DATA SUPPLIED =
+-------+
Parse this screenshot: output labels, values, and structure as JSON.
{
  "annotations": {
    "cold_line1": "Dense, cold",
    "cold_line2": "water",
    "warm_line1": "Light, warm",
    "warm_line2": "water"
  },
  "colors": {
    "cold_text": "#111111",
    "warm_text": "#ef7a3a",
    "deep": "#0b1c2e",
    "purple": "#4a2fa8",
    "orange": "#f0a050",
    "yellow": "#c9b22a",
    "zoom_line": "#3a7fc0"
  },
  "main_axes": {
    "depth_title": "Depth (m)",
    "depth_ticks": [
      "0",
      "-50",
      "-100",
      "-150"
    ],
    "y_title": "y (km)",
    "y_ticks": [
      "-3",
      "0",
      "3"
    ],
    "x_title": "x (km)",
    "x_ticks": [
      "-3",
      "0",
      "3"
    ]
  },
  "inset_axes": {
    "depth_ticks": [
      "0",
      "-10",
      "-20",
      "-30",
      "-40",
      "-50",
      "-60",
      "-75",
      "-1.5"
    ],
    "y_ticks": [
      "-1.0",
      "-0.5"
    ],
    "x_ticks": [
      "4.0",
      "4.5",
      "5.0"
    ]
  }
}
+-------+
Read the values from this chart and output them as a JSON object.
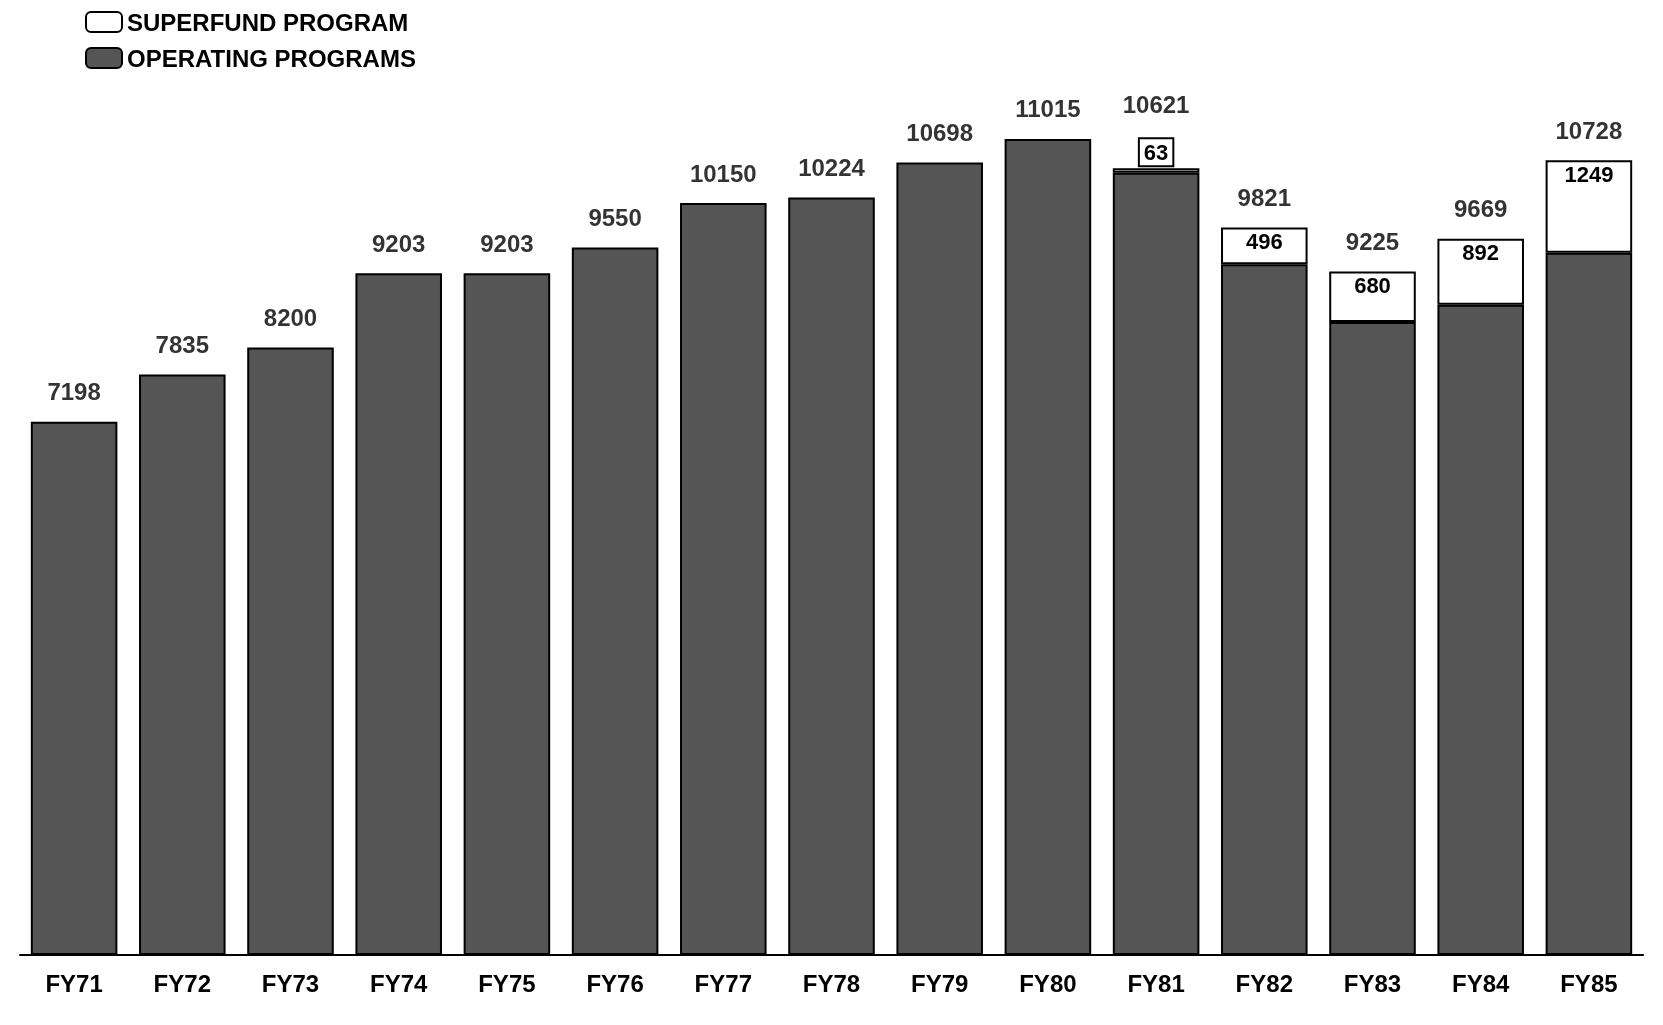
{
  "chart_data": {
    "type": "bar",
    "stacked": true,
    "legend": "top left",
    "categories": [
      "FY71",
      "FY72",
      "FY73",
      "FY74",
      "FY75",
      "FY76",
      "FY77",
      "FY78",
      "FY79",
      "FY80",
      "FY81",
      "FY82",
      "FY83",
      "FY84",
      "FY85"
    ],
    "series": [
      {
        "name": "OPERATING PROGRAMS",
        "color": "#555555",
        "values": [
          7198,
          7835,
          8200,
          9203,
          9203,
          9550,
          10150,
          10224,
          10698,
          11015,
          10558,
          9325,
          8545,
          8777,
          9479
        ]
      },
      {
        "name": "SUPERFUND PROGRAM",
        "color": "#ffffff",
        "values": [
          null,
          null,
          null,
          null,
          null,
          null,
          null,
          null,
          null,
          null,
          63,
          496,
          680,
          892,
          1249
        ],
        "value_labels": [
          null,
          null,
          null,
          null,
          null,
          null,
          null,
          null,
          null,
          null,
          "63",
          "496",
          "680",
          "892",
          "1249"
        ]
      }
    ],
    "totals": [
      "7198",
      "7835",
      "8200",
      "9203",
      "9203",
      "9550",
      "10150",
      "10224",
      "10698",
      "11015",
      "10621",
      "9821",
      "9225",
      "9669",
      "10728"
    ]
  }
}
+-------+
PROBLEM = Go through the entries above and copy every line containing "values".

TASK OUTPUT =
Parse this screenshot: output labels, values, and structure as JSON.
Read the values from this chart and output them as a JSON object.
        "values": [
        "values": [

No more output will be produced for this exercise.